Written instruction —
Tally the lines of the data that include the word "Applications" and state the total, nothing else.

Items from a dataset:
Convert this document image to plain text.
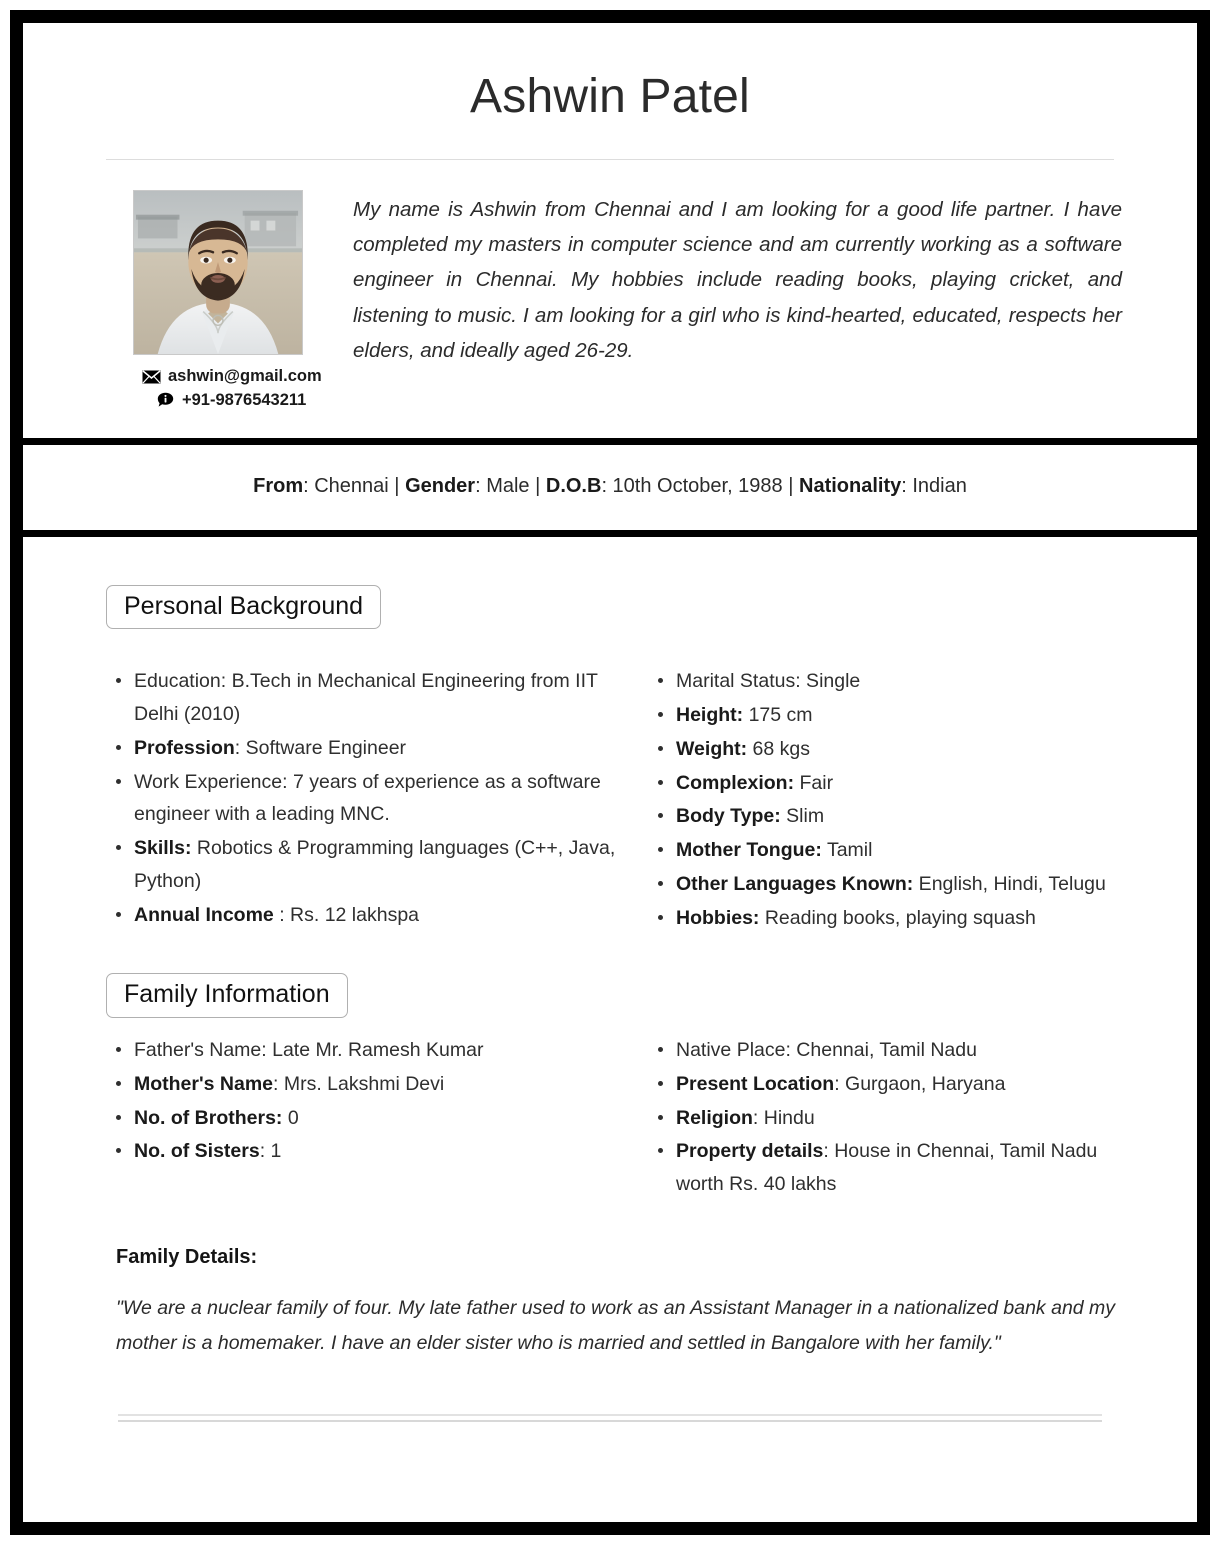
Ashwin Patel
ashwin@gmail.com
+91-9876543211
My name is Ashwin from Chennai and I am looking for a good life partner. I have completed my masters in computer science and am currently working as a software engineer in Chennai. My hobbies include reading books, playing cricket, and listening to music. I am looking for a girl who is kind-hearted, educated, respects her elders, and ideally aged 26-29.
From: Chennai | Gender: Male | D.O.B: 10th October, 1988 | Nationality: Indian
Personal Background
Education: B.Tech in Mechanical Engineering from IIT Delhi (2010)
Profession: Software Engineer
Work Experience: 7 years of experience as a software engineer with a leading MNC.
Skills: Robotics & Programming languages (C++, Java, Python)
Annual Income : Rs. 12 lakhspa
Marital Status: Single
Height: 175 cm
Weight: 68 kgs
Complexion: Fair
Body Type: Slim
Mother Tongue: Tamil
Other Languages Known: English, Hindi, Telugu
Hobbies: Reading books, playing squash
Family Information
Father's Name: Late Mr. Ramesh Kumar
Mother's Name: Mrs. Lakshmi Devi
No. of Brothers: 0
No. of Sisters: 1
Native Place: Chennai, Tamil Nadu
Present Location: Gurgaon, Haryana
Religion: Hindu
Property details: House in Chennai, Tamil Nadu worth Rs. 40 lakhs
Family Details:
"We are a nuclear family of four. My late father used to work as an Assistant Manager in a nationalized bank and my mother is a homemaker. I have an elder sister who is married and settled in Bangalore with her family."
---
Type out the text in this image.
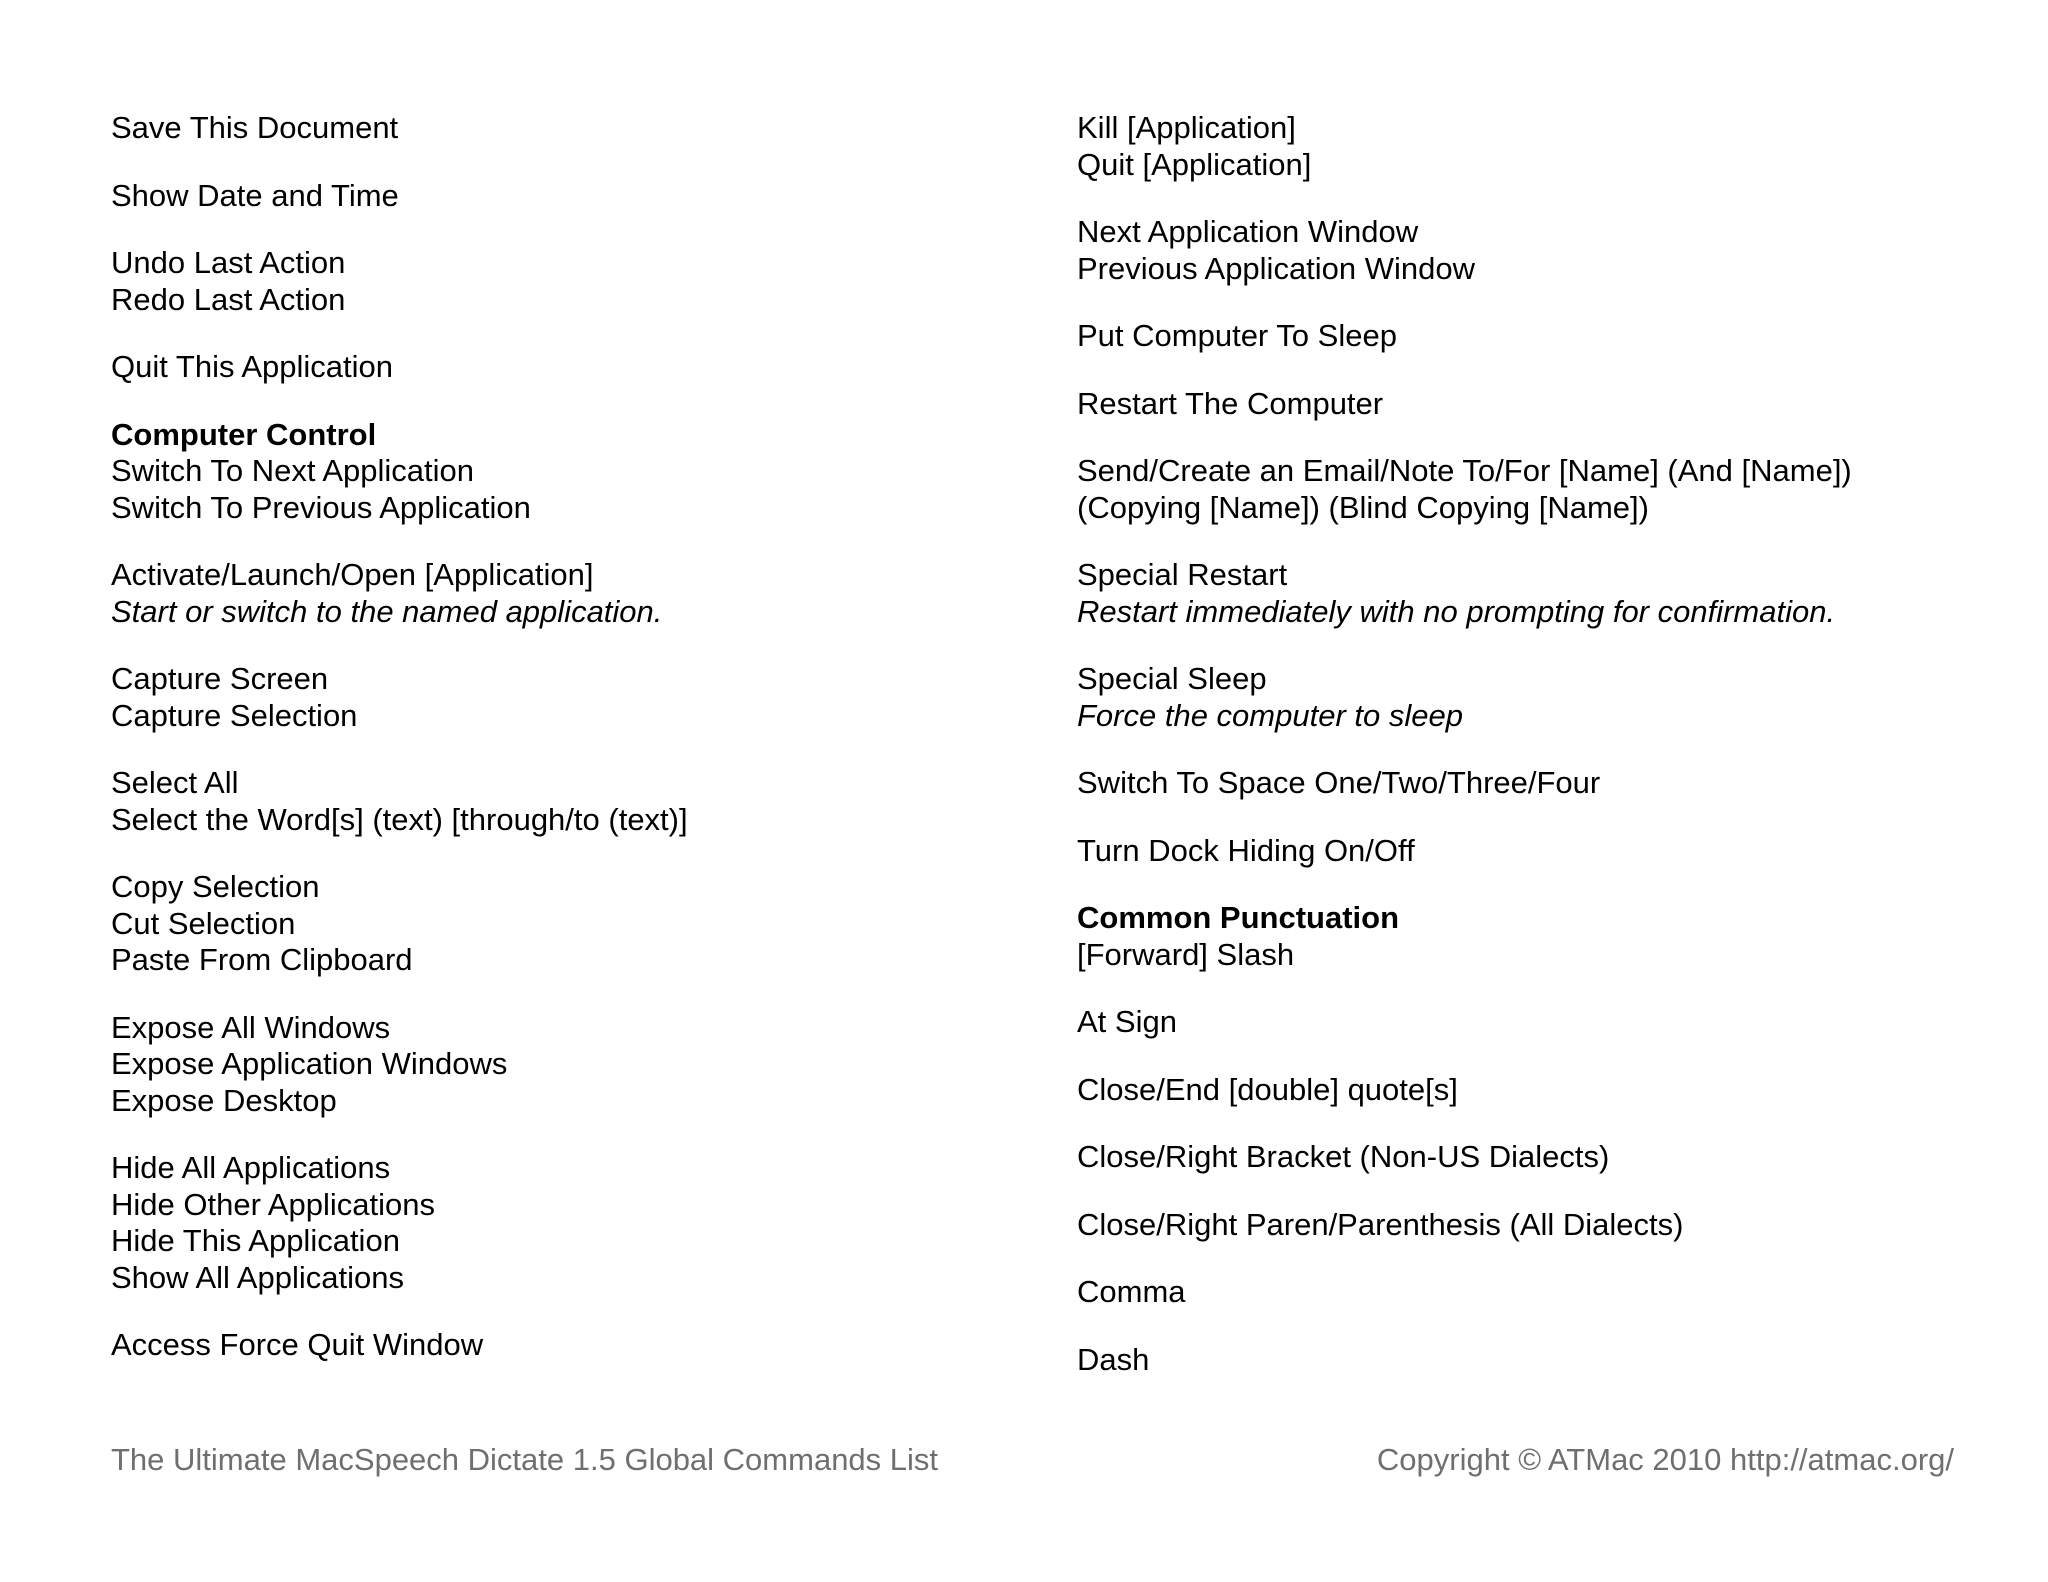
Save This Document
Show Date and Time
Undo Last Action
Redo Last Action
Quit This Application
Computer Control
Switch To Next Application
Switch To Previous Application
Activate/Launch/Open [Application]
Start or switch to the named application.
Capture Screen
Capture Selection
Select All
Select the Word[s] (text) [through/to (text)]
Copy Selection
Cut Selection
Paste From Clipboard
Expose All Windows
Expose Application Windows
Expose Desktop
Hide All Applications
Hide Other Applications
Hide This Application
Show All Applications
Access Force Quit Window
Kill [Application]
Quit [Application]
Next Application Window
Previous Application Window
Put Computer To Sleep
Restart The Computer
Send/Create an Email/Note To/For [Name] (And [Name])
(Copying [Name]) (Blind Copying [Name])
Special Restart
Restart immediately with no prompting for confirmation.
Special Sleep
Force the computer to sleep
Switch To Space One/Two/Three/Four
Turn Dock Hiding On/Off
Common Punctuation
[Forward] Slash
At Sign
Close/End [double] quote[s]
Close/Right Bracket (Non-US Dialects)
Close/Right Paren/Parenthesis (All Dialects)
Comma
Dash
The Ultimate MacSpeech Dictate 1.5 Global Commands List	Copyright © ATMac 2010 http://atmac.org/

Exercise response —
3